### BRIEF
Type out all the records word for word. Any pictures are to be left out.

### Items listed in a dataset
::::

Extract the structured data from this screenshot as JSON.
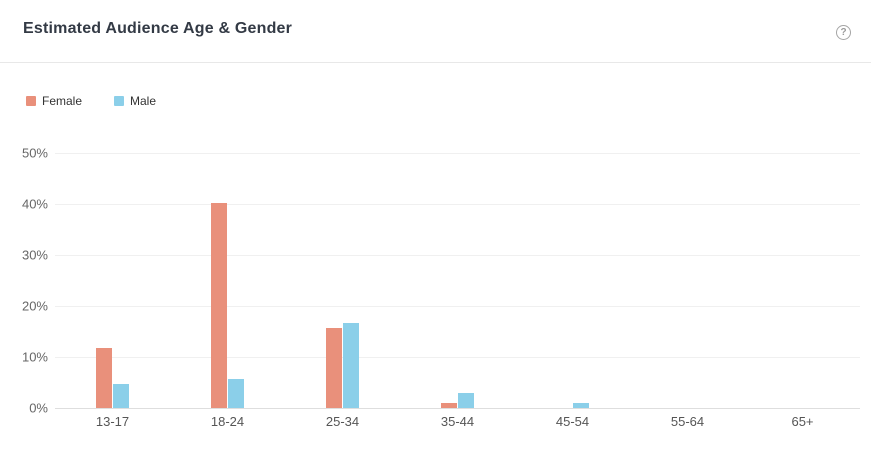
{
  "header": {
    "title": "Estimated Audience Age & Gender",
    "help_icon": "?"
  },
  "colors": {
    "female": "#e9907b",
    "male": "#8bcfe9",
    "gridline": "#f0f0f0",
    "baseline": "#dedede",
    "axis_text": "#666666",
    "title_text": "#333a45"
  },
  "chart_data": {
    "type": "bar",
    "title": "Estimated Audience Age & Gender",
    "categories": [
      "13-17",
      "18-24",
      "25-34",
      "35-44",
      "45-54",
      "55-64",
      "65+"
    ],
    "series": [
      {
        "name": "Female",
        "color": "#e9907b",
        "values": [
          11.8,
          40.3,
          15.7,
          1.0,
          0,
          0,
          0
        ]
      },
      {
        "name": "Male",
        "color": "#8bcfe9",
        "values": [
          4.8,
          5.7,
          16.7,
          2.9,
          0.9,
          0,
          0
        ]
      }
    ],
    "xlabel": "",
    "ylabel": "",
    "ylim": [
      0,
      50
    ],
    "y_ticks": [
      "0%",
      "10%",
      "20%",
      "30%",
      "40%",
      "50%"
    ],
    "grid": true,
    "legend_position": "top-left"
  }
}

::::

### EXPECTED ANSWER
Extract the structured data from this screenshot as JSON.
{
  "header": {
    "title": "Estimated Audience Age & Gender",
    "help_icon": "?"
  },
  "colors": {
    "female": "#e9907b",
    "male": "#8bcfe9",
    "gridline": "#f0f0f0",
    "baseline": "#dedede",
    "axis_text": "#666666",
    "title_text": "#333a45"
  },
  "chart_data": {
    "type": "bar",
    "title": "Estimated Audience Age & Gender",
    "categories": [
      "13-17",
      "18-24",
      "25-34",
      "35-44",
      "45-54",
      "55-64",
      "65+"
    ],
    "series": [
      {
        "name": "Female",
        "color": "#e9907b",
        "values": [
          11.8,
          40.3,
          15.7,
          1.0,
          0,
          0,
          0
        ]
      },
      {
        "name": "Male",
        "color": "#8bcfe9",
        "values": [
          4.8,
          5.7,
          16.7,
          2.9,
          0.9,
          0,
          0
        ]
      }
    ],
    "xlabel": "",
    "ylabel": "",
    "ylim": [
      0,
      50
    ],
    "y_ticks": [
      "0%",
      "10%",
      "20%",
      "30%",
      "40%",
      "50%"
    ],
    "grid": true,
    "legend_position": "top-left"
  }
}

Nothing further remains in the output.